---------- Dataset content

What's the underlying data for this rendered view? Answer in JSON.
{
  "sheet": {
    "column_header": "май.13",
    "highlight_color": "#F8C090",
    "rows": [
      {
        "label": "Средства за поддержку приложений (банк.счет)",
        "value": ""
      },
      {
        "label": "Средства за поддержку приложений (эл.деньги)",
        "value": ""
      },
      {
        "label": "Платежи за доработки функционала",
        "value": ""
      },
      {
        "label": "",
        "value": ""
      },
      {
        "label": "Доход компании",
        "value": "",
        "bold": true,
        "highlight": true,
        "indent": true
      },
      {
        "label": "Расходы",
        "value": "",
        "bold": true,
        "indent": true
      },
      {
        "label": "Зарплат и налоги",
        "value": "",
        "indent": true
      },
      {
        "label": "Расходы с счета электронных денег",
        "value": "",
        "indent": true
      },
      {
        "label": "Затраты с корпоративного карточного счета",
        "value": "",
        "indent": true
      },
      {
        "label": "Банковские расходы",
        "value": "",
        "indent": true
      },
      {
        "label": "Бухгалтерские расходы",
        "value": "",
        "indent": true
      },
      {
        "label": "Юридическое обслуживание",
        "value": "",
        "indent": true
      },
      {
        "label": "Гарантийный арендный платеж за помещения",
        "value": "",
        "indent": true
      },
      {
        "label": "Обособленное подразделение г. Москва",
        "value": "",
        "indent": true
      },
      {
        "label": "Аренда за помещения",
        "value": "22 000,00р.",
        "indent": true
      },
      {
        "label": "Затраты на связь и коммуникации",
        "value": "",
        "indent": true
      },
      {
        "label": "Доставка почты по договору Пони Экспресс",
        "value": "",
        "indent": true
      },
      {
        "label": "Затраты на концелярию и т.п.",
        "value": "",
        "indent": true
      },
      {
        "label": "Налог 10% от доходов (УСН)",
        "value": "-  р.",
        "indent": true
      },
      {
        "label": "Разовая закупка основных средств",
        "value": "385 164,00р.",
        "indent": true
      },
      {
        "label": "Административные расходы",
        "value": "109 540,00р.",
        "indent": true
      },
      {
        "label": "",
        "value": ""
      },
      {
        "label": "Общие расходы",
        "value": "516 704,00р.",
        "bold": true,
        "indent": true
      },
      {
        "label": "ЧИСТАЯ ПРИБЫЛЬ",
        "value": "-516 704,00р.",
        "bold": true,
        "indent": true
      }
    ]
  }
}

--------------------
---------- Dataset content

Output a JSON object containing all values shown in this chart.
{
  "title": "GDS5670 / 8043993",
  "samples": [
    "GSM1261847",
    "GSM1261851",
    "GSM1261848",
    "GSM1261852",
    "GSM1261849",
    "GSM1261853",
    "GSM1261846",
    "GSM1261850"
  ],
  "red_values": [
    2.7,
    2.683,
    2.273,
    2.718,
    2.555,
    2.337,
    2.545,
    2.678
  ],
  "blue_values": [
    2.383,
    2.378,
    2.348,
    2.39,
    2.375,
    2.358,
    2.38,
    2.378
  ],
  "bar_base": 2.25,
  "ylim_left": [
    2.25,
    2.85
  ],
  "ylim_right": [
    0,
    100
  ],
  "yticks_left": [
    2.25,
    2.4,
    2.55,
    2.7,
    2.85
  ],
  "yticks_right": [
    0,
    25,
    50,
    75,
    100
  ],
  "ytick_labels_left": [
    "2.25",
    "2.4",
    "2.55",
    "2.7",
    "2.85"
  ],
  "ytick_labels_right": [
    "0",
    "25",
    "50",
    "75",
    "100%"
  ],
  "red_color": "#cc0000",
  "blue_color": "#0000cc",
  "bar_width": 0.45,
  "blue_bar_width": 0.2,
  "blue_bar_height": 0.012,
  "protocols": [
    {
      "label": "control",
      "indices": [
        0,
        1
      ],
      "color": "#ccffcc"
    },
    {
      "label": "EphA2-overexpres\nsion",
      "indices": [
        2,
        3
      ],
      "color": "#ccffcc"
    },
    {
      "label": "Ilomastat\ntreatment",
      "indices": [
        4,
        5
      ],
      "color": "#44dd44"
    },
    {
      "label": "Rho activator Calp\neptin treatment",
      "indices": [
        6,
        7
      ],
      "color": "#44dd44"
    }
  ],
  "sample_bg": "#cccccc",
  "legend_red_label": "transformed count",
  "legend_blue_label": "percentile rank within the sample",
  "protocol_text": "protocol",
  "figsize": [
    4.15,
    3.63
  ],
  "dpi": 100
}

--------------------

> [What is needed]:
Copy each line from the data above that includes "помещения".

> [Output of the exercise]:
        "label": "Гарантийный арендный платеж за помещения",
        "label": "Аренда за помещения",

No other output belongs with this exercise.